To do
Records follow. Pull out every line that contains "Alle".

Supplied data

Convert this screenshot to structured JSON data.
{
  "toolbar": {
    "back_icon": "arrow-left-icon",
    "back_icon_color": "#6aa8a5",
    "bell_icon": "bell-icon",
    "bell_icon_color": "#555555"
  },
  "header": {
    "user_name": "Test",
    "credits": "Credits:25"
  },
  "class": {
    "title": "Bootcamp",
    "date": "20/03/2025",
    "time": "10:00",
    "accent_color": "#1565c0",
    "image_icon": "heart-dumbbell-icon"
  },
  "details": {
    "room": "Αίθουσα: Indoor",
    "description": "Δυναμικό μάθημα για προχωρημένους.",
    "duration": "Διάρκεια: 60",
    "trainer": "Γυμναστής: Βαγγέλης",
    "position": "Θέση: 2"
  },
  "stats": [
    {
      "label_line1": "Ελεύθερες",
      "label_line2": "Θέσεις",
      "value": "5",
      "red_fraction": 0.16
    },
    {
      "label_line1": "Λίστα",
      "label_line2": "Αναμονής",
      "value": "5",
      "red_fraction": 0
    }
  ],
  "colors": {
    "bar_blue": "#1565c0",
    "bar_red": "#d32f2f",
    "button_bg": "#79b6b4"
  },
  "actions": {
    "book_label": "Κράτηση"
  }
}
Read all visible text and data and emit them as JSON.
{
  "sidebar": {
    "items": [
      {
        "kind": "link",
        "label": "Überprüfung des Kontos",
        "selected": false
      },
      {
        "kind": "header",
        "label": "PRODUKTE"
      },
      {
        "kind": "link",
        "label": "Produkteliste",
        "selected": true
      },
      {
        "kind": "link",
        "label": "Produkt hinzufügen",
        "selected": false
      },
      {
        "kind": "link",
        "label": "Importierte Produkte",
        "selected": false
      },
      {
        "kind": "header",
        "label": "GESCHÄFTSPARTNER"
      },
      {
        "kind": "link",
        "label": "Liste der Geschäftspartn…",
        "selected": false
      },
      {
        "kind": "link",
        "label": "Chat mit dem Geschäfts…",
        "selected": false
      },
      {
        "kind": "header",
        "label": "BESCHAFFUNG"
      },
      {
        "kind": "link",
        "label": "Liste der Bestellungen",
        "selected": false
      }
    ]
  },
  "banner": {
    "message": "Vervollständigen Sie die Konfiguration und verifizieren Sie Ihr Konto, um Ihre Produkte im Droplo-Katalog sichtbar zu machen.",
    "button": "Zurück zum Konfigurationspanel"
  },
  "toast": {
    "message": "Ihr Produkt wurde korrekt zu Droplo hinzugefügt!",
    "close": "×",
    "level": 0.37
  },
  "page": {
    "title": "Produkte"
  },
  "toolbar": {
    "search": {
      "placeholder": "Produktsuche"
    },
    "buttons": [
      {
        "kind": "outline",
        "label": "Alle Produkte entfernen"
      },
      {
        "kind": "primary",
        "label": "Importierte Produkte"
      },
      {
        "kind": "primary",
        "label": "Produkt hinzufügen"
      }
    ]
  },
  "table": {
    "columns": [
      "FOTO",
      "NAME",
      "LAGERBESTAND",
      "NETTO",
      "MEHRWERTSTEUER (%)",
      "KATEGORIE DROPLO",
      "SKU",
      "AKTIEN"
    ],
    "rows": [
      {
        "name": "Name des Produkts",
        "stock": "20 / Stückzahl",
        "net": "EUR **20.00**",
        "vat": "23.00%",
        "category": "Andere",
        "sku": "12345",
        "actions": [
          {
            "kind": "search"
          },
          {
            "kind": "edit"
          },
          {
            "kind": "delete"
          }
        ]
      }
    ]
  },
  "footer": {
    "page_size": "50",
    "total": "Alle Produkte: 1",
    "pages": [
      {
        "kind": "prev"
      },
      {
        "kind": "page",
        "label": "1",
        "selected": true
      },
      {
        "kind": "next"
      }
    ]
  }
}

Final answer
        "label": "Alle Produkte entfernen"
    "total": "Alle Produkte: 1",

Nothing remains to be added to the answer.